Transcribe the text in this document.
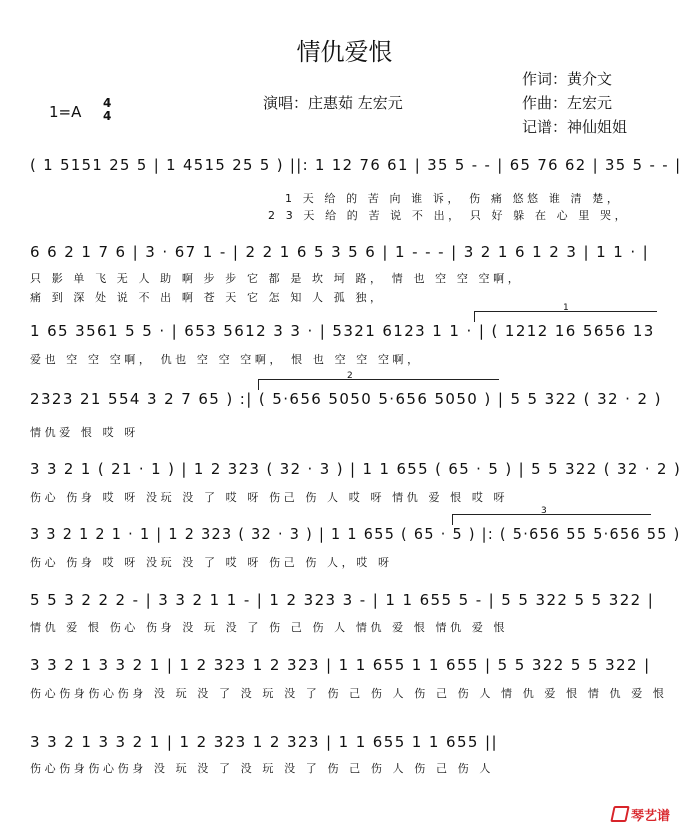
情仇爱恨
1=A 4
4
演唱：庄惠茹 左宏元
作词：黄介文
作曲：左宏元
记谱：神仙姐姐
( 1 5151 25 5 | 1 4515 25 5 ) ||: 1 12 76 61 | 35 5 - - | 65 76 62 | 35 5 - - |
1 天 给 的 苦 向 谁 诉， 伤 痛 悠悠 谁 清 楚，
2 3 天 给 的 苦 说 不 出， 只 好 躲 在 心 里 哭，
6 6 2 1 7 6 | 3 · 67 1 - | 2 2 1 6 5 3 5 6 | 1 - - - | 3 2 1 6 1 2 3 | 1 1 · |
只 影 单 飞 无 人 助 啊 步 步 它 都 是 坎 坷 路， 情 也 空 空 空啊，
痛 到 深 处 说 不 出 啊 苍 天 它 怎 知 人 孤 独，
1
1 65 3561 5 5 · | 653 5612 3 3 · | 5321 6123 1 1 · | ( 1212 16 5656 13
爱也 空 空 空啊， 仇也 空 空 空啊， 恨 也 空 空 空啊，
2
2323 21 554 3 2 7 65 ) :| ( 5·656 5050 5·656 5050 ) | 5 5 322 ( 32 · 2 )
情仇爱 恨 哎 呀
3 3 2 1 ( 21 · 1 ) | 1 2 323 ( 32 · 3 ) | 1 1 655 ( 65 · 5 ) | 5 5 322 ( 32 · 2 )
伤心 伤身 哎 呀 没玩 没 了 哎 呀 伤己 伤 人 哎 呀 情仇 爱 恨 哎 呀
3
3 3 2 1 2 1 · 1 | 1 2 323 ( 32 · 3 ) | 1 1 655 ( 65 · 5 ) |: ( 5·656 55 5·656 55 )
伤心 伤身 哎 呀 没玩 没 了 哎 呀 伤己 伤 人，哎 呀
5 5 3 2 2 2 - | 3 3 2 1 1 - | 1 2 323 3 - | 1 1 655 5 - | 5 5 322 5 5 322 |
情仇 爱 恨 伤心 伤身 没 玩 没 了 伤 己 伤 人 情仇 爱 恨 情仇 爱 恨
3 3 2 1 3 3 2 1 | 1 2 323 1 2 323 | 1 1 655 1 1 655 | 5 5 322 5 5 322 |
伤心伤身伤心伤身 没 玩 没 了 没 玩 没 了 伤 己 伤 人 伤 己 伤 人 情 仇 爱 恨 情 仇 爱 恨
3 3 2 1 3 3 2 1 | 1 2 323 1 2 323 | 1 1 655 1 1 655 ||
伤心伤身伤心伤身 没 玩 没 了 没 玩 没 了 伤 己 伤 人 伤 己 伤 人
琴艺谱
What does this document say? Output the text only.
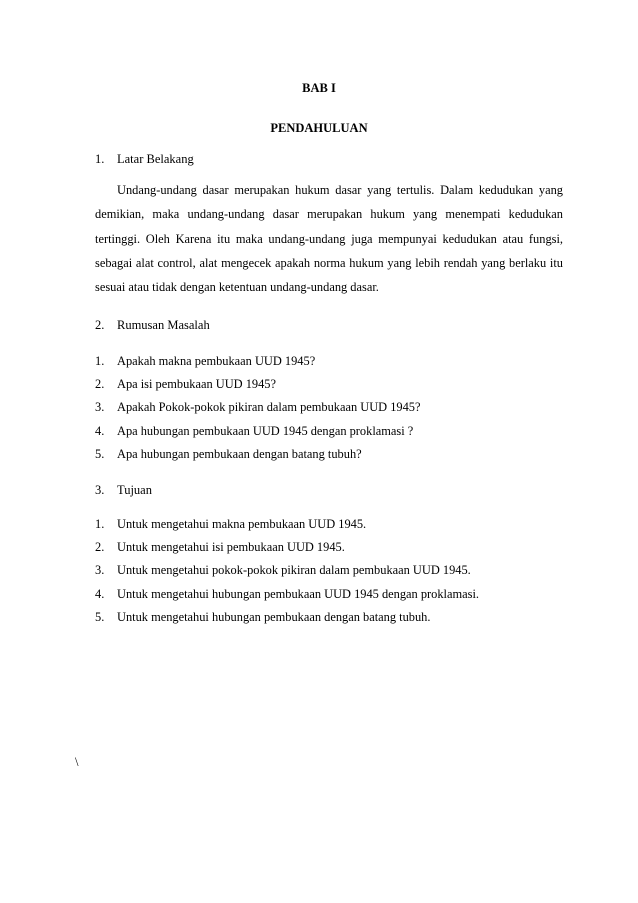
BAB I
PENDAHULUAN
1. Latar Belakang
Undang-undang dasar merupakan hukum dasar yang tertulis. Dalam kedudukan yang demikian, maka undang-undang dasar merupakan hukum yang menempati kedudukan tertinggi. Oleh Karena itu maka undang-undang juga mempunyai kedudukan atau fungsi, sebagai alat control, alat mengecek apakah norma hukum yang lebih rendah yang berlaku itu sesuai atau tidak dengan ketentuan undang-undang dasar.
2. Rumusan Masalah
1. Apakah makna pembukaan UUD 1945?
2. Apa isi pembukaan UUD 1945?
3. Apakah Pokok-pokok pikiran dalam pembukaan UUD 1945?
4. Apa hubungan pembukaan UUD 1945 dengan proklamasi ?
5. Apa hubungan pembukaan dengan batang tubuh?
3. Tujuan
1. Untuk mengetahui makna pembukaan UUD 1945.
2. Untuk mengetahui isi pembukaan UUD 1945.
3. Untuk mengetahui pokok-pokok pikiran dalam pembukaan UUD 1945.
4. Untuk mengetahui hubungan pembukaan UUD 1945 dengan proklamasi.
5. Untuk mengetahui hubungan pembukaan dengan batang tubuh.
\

## WHAT THE EXERCISE ASKS:
Repeat the listing in full and exactly. Leave any pictures out.

## RESULT OF THE EXERCISE:
Transcribe the text in this document.
情仇爱恨
1=A 4
4
演唱：庄惠茹 左宏元
作词：黄介文
作曲：左宏元
记谱：神仙姐姐
( 1 5151 25 5 | 1 4515 25 5 ) ||: 1 12 76 61 | 35 5 - - | 65 76 62 | 35 5 - - |
1 天 给 的 苦 向 谁 诉， 伤 痛 悠悠 谁 清 楚，
2 3 天 给 的 苦 说 不 出， 只 好 躲 在 心 里 哭，
6 6 2 1 7 6 | 3 · 67 1 - | 2 2 1 6 5 3 5 6 | 1 - - - | 3 2 1 6 1 2 3 | 1 1 · |
只 影 单 飞 无 人 助 啊 步 步 它 都 是 坎 坷 路， 情 也 空 空 空啊，
痛 到 深 处 说 不 出 啊 苍 天 它 怎 知 人 孤 独，
1
1 65 3561 5 5 · | 653 5612 3 3 · | 5321 6123 1 1 · | ( 1212 16 5656 13
爱也 空 空 空啊， 仇也 空 空 空啊， 恨 也 空 空 空啊，
2
2323 21 554 3 2 7 65 ) :| ( 5·656 5050 5·656 5050 ) | 5 5 322 ( 32 · 2 )
情仇爱 恨 哎 呀
3 3 2 1 ( 21 · 1 ) | 1 2 323 ( 32 · 3 ) | 1 1 655 ( 65 · 5 ) | 5 5 322 ( 32 · 2 )
伤心 伤身 哎 呀 没玩 没 了 哎 呀 伤己 伤 人 哎 呀 情仇 爱 恨 哎 呀
3
3 3 2 1 2 1 · 1 | 1 2 323 ( 32 · 3 ) | 1 1 655 ( 65 · 5 ) |: ( 5·656 55 5·656 55 )
伤心 伤身 哎 呀 没玩 没 了 哎 呀 伤己 伤 人，哎 呀
5 5 3 2 2 2 - | 3 3 2 1 1 - | 1 2 323 3 - | 1 1 655 5 - | 5 5 322 5 5 322 |
情仇 爱 恨 伤心 伤身 没 玩 没 了 伤 己 伤 人 情仇 爱 恨 情仇 爱 恨
3 3 2 1 3 3 2 1 | 1 2 323 1 2 323 | 1 1 655 1 1 655 | 5 5 322 5 5 322 |
伤心伤身伤心伤身 没 玩 没 了 没 玩 没 了 伤 己 伤 人 伤 己 伤 人 情 仇 爱 恨 情 仇 爱 恨
3 3 2 1 3 3 2 1 | 1 2 323 1 2 323 | 1 1 655 1 1 655 ||
伤心伤身伤心伤身 没 玩 没 了 没 玩 没 了 伤 己 伤 人 伤 己 伤 人
琴艺谱
What does this document say? Output the text only.
BAB I
PENDAHULUAN
1. Latar Belakang
Undang-undang dasar merupakan hukum dasar yang tertulis. Dalam kedudukan yang demikian, maka undang-undang dasar merupakan hukum yang menempati kedudukan tertinggi. Oleh Karena itu maka undang-undang juga mempunyai kedudukan atau fungsi, sebagai alat control, alat mengecek apakah norma hukum yang lebih rendah yang berlaku itu sesuai atau tidak dengan ketentuan undang-undang dasar.
2. Rumusan Masalah
1. Apakah makna pembukaan UUD 1945?
2. Apa isi pembukaan UUD 1945?
3. Apakah Pokok-pokok pikiran dalam pembukaan UUD 1945?
4. Apa hubungan pembukaan UUD 1945 dengan proklamasi ?
5. Apa hubungan pembukaan dengan batang tubuh?
3. Tujuan
1. Untuk mengetahui makna pembukaan UUD 1945.
2. Untuk mengetahui isi pembukaan UUD 1945.
3. Untuk mengetahui pokok-pokok pikiran dalam pembukaan UUD 1945.
4. Untuk mengetahui hubungan pembukaan UUD 1945 dengan proklamasi.
5. Untuk mengetahui hubungan pembukaan dengan batang tubuh.
\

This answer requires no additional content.